Entries taken from a collection
:::
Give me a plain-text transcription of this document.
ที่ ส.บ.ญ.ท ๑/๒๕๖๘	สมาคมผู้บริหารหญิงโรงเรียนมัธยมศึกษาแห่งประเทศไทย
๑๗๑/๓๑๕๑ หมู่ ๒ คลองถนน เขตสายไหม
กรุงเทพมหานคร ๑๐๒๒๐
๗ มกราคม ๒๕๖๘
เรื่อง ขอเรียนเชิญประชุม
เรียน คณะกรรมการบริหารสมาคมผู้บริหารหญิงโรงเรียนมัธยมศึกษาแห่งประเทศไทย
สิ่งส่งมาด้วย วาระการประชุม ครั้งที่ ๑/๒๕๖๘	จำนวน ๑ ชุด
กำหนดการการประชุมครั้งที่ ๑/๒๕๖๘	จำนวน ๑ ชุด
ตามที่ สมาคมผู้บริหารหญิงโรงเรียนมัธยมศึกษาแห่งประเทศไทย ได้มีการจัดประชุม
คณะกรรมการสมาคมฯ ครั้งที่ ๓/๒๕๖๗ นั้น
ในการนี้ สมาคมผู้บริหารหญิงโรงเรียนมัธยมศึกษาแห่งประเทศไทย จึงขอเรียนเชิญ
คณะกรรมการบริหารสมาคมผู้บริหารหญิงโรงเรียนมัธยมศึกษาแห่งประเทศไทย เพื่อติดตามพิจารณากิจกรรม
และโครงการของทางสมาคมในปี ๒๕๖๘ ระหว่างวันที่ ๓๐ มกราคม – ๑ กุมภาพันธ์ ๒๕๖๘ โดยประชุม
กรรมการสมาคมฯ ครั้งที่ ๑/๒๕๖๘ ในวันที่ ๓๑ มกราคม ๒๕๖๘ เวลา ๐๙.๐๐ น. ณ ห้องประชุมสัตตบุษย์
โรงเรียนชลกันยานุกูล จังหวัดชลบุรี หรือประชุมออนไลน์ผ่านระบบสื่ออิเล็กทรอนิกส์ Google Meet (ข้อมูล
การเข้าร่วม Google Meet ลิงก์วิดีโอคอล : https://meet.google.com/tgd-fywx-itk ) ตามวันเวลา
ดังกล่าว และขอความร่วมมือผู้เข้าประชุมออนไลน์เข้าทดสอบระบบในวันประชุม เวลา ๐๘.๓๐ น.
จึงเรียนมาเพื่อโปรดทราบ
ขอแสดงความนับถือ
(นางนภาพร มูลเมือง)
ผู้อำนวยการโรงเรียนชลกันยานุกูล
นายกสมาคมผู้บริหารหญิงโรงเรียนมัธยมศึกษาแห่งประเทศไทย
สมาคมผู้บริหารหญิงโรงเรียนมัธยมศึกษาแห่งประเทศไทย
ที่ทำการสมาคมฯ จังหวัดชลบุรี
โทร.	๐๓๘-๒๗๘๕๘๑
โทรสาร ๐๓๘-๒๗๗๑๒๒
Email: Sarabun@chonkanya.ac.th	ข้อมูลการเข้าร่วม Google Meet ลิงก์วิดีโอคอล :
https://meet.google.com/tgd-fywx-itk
:::
## WHAT IS EXPECTED
Exactly reproduce all of the entries.

## THE COMPLETED TASK
Give me a plain-text transcription of this document.
ที่ ส.บ.ญ.ท ๑/๒๕๖๘	สมาคมผู้บริหารหญิงโรงเรียนมัธยมศึกษาแห่งประเทศไทย
๑๗๑/๓๑๕๑ หมู่ ๒ คลองถนน เขตสายไหม
กรุงเทพมหานคร ๑๐๒๒๐
๗ มกราคม ๒๕๖๘
เรื่อง ขอเรียนเชิญประชุม
เรียน คณะกรรมการบริหารสมาคมผู้บริหารหญิงโรงเรียนมัธยมศึกษาแห่งประเทศไทย
สิ่งส่งมาด้วย วาระการประชุม ครั้งที่ ๑/๒๕๖๘	จำนวน ๑ ชุด
กำหนดการการประชุมครั้งที่ ๑/๒๕๖๘	จำนวน ๑ ชุด
ตามที่ สมาคมผู้บริหารหญิงโรงเรียนมัธยมศึกษาแห่งประเทศไทย ได้มีการจัดประชุม
คณะกรรมการสมาคมฯ ครั้งที่ ๓/๒๕๖๗ นั้น
ในการนี้ สมาคมผู้บริหารหญิงโรงเรียนมัธยมศึกษาแห่งประเทศไทย จึงขอเรียนเชิญ
คณะกรรมการบริหารสมาคมผู้บริหารหญิงโรงเรียนมัธยมศึกษาแห่งประเทศไทย เพื่อติดตามพิจารณากิจกรรม
และโครงการของทางสมาคมในปี ๒๕๖๘ ระหว่างวันที่ ๓๐ มกราคม – ๑ กุมภาพันธ์ ๒๕๖๘ โดยประชุม
กรรมการสมาคมฯ ครั้งที่ ๑/๒๕๖๘ ในวันที่ ๓๑ มกราคม ๒๕๖๘ เวลา ๐๙.๐๐ น. ณ ห้องประชุมสัตตบุษย์
โรงเรียนชลกันยานุกูล จังหวัดชลบุรี หรือประชุมออนไลน์ผ่านระบบสื่ออิเล็กทรอนิกส์ Google Meet (ข้อมูล
การเข้าร่วม Google Meet ลิงก์วิดีโอคอล : https://meet.google.com/tgd-fywx-itk ) ตามวันเวลา
ดังกล่าว และขอความร่วมมือผู้เข้าประชุมออนไลน์เข้าทดสอบระบบในวันประชุม เวลา ๐๘.๓๐ น.
จึงเรียนมาเพื่อโปรดทราบ
ขอแสดงความนับถือ
(นางนภาพร มูลเมือง)
ผู้อำนวยการโรงเรียนชลกันยานุกูล
นายกสมาคมผู้บริหารหญิงโรงเรียนมัธยมศึกษาแห่งประเทศไทย
สมาคมผู้บริหารหญิงโรงเรียนมัธยมศึกษาแห่งประเทศไทย
ที่ทำการสมาคมฯ จังหวัดชลบุรี
โทร.	๐๓๘-๒๗๘๕๘๑
โทรสาร ๐๓๘-๒๗๗๑๒๒
Email: Sarabun@chonkanya.ac.th	ข้อมูลการเข้าร่วม Google Meet ลิงก์วิดีโอคอล :
https://meet.google.com/tgd-fywx-itk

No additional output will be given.